WHAT THE EXERCISE ASKS - Your answer should be a single number: the count of lines containing the string "name".

PROVIDED RECORDS -
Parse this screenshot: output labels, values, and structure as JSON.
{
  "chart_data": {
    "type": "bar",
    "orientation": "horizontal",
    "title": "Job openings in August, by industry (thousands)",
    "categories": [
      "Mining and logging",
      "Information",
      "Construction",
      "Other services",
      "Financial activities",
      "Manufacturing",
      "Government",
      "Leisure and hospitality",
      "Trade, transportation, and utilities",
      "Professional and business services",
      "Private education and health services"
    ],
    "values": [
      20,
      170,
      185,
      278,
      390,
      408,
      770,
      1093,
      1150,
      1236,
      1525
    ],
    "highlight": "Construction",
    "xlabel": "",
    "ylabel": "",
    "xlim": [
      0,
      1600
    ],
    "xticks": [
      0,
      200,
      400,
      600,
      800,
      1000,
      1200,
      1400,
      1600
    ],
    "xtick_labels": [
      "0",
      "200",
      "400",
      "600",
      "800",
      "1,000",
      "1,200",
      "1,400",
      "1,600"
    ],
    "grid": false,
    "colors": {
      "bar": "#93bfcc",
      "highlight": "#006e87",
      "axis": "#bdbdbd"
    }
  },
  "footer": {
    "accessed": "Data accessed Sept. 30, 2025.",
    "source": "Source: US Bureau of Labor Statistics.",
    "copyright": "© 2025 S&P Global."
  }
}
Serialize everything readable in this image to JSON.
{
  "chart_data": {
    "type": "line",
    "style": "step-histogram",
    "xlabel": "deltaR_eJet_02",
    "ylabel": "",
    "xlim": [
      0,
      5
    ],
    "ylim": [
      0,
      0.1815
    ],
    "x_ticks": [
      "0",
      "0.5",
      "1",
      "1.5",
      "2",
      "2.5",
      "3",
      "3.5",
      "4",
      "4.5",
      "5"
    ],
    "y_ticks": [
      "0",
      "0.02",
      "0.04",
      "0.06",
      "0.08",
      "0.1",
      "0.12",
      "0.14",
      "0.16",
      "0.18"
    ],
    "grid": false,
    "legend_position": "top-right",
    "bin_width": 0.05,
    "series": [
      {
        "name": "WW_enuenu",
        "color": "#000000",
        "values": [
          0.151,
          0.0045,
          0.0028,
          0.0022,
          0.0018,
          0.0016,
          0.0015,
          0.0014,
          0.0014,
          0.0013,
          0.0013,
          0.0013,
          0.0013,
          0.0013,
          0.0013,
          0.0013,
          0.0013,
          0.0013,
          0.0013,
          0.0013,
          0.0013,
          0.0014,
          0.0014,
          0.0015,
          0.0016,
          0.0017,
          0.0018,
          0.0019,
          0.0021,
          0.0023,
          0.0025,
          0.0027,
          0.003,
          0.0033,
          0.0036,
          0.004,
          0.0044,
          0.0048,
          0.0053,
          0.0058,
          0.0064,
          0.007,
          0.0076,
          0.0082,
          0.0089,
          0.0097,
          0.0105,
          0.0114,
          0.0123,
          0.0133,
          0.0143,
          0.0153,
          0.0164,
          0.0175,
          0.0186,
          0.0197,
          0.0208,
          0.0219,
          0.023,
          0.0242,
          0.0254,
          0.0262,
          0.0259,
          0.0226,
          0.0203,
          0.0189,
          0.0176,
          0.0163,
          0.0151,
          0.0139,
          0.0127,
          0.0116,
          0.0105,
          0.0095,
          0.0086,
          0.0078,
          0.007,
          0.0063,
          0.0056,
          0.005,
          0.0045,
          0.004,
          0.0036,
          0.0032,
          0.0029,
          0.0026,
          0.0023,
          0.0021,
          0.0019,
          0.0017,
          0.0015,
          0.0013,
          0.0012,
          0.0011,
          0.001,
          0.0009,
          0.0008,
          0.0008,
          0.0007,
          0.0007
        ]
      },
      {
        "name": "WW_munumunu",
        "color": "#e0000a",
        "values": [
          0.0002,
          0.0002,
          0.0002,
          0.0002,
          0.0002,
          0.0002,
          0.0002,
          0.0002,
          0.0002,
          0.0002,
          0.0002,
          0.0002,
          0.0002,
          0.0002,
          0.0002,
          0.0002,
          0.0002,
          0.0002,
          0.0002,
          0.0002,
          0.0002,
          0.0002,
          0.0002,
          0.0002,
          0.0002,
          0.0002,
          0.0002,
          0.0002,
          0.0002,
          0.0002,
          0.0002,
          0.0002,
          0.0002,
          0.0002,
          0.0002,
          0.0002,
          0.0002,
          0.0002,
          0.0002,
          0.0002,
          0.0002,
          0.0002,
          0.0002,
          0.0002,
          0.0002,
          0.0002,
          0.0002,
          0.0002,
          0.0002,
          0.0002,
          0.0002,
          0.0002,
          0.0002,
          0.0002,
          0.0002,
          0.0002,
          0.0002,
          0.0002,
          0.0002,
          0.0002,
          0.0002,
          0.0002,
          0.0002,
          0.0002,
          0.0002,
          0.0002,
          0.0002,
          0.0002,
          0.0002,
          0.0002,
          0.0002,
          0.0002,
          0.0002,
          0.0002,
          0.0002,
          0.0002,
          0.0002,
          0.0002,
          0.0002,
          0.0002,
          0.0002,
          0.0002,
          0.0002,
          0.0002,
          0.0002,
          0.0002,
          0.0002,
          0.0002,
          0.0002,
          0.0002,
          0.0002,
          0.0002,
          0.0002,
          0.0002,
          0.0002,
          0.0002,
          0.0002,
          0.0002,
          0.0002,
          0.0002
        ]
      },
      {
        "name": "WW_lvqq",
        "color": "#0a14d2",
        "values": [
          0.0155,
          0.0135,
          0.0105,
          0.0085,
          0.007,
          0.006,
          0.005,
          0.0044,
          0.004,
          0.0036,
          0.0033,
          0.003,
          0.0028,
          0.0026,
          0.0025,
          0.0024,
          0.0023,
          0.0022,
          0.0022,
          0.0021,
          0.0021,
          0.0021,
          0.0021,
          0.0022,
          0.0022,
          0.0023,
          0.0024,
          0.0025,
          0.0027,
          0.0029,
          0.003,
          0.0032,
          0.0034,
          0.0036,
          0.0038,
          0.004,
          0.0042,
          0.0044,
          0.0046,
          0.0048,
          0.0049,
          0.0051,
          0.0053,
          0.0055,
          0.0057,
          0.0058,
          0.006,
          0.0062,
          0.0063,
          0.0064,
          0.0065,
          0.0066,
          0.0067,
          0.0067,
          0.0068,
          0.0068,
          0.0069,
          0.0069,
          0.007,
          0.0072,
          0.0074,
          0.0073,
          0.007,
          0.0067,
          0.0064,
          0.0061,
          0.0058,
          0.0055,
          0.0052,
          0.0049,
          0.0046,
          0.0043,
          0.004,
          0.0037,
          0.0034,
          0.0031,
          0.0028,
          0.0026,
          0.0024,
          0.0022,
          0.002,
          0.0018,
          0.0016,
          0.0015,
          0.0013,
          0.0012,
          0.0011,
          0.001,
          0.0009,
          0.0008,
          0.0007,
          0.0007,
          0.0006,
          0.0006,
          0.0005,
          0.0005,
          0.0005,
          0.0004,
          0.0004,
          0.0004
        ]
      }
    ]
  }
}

FULL ANSWER - 3